**Work to complete**
Reproduce the data below verbatim, starting at the first line and ending with the line containing "table-toolbar: ★ <box>40 124 1893 224</box>", inclusive.

═══ Stored records ═══

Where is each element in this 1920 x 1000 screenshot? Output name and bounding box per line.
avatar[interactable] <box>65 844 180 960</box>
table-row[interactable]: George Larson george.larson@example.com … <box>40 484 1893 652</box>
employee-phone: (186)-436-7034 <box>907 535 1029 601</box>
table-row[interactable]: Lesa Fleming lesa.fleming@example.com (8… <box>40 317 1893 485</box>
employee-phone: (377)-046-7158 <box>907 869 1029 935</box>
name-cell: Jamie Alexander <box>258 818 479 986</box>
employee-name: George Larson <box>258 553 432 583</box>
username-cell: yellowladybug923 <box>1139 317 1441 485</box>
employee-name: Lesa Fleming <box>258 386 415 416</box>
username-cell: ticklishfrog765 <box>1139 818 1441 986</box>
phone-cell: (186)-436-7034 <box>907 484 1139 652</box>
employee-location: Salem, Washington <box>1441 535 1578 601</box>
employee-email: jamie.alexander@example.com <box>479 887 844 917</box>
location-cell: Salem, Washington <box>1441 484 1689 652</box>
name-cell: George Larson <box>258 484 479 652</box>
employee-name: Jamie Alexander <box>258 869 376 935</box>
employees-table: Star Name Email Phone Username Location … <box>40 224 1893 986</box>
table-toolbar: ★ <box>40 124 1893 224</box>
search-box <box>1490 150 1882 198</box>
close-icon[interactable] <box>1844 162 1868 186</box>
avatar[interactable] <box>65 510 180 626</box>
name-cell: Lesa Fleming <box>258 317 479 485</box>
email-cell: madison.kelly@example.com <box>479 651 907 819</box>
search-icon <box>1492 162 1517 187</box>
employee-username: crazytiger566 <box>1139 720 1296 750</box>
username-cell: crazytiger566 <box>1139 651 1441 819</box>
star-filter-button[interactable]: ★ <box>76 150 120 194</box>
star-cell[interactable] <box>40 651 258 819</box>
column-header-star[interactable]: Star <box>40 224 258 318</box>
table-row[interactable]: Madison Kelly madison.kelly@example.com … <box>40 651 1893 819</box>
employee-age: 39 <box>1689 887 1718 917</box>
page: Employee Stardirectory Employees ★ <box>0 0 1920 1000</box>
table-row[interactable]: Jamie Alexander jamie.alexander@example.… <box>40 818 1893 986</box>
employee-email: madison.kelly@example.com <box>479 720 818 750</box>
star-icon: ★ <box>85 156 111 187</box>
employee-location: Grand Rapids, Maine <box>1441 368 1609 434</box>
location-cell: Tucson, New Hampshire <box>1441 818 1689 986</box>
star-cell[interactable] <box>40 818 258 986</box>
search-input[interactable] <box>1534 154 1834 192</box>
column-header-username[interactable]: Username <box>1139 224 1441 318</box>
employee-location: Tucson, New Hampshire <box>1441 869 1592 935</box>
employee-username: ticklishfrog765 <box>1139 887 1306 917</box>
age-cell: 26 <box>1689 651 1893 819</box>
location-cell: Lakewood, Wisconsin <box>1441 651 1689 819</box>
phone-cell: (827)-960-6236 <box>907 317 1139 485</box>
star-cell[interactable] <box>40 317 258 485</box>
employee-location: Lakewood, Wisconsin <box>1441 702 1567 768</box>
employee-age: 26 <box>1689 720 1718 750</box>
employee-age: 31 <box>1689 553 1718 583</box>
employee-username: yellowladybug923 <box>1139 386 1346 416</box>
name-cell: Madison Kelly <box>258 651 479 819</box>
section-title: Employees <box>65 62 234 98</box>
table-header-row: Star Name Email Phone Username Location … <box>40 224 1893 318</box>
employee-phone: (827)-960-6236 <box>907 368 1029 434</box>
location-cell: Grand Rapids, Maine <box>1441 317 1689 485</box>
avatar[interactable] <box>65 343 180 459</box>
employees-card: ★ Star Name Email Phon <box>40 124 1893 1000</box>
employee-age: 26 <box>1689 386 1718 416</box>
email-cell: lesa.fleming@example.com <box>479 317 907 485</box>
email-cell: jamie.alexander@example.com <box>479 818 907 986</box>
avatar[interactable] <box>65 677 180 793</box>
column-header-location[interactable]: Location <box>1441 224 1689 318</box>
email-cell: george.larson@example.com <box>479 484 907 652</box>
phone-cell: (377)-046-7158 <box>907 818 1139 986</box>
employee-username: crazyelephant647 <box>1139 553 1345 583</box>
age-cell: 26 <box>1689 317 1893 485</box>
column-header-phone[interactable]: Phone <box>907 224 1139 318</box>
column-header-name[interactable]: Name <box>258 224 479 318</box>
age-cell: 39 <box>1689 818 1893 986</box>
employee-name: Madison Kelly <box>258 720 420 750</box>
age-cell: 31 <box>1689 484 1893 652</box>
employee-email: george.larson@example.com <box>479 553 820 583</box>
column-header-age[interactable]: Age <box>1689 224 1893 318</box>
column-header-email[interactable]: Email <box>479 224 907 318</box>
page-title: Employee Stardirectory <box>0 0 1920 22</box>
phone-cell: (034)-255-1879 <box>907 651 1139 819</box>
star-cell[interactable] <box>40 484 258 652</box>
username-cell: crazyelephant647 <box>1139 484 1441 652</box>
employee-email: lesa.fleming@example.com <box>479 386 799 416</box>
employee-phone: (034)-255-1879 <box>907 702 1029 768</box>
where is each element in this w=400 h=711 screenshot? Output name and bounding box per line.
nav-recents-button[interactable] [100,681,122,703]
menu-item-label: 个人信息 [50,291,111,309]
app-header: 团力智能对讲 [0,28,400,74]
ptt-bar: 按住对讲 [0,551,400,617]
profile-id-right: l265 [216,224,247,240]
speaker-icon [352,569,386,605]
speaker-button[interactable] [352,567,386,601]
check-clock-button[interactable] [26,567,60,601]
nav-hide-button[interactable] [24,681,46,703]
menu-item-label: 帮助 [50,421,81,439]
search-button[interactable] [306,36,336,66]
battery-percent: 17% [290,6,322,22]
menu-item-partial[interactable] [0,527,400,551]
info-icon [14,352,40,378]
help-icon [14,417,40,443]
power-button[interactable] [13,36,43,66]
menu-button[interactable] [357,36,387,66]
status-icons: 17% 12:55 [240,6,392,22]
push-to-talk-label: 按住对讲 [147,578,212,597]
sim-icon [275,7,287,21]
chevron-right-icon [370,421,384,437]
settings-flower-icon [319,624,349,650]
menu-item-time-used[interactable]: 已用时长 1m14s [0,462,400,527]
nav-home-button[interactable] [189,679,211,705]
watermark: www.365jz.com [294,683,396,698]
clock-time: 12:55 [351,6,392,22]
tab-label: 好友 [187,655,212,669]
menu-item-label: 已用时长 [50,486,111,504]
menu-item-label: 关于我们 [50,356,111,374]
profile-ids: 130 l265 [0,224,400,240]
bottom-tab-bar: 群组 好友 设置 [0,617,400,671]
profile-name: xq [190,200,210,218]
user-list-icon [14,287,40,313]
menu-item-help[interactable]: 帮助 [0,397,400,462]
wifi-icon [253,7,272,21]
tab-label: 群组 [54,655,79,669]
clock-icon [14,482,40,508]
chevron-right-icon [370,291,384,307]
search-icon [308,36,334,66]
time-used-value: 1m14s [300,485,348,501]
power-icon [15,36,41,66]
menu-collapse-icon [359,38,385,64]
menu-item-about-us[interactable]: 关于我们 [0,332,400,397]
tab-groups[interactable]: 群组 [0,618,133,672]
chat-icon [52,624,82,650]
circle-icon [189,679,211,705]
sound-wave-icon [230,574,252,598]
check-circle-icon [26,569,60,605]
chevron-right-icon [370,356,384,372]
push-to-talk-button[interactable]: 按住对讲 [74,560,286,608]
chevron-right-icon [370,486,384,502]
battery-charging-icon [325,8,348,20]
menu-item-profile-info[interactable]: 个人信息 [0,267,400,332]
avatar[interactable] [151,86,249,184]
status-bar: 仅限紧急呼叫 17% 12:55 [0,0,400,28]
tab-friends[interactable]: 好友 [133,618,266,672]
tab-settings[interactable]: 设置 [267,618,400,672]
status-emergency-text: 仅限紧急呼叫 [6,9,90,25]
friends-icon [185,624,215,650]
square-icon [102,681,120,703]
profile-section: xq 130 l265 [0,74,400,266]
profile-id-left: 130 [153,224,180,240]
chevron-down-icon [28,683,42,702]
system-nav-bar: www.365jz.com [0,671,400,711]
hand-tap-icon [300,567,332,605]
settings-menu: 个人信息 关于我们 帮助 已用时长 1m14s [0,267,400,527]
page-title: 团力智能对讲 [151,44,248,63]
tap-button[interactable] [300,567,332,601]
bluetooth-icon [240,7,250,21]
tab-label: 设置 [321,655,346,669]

═══

**Answer to this task**
Where is each element in this 1920 x 1000 screenshot? Output name and bounding box per line.
avatar[interactable] <box>65 844 180 960</box>
table-row[interactable]: George Larson george.larson@example.com … <box>40 484 1893 652</box>
employee-phone: (186)-436-7034 <box>907 535 1029 601</box>
table-row[interactable]: Lesa Fleming lesa.fleming@example.com (8… <box>40 317 1893 485</box>
employee-phone: (377)-046-7158 <box>907 869 1029 935</box>
name-cell: Jamie Alexander <box>258 818 479 986</box>
employee-name: George Larson <box>258 553 432 583</box>
username-cell: yellowladybug923 <box>1139 317 1441 485</box>
employee-name: Lesa Fleming <box>258 386 415 416</box>
username-cell: ticklishfrog765 <box>1139 818 1441 986</box>
phone-cell: (186)-436-7034 <box>907 484 1139 652</box>
employee-location: Salem, Washington <box>1441 535 1578 601</box>
employee-email: jamie.alexander@example.com <box>479 887 844 917</box>
location-cell: Salem, Washington <box>1441 484 1689 652</box>
name-cell: George Larson <box>258 484 479 652</box>
employee-name: Jamie Alexander <box>258 869 376 935</box>
employees-table: Star Name Email Phone Username Location … <box>40 224 1893 986</box>
table-toolbar: ★ <box>40 124 1893 224</box>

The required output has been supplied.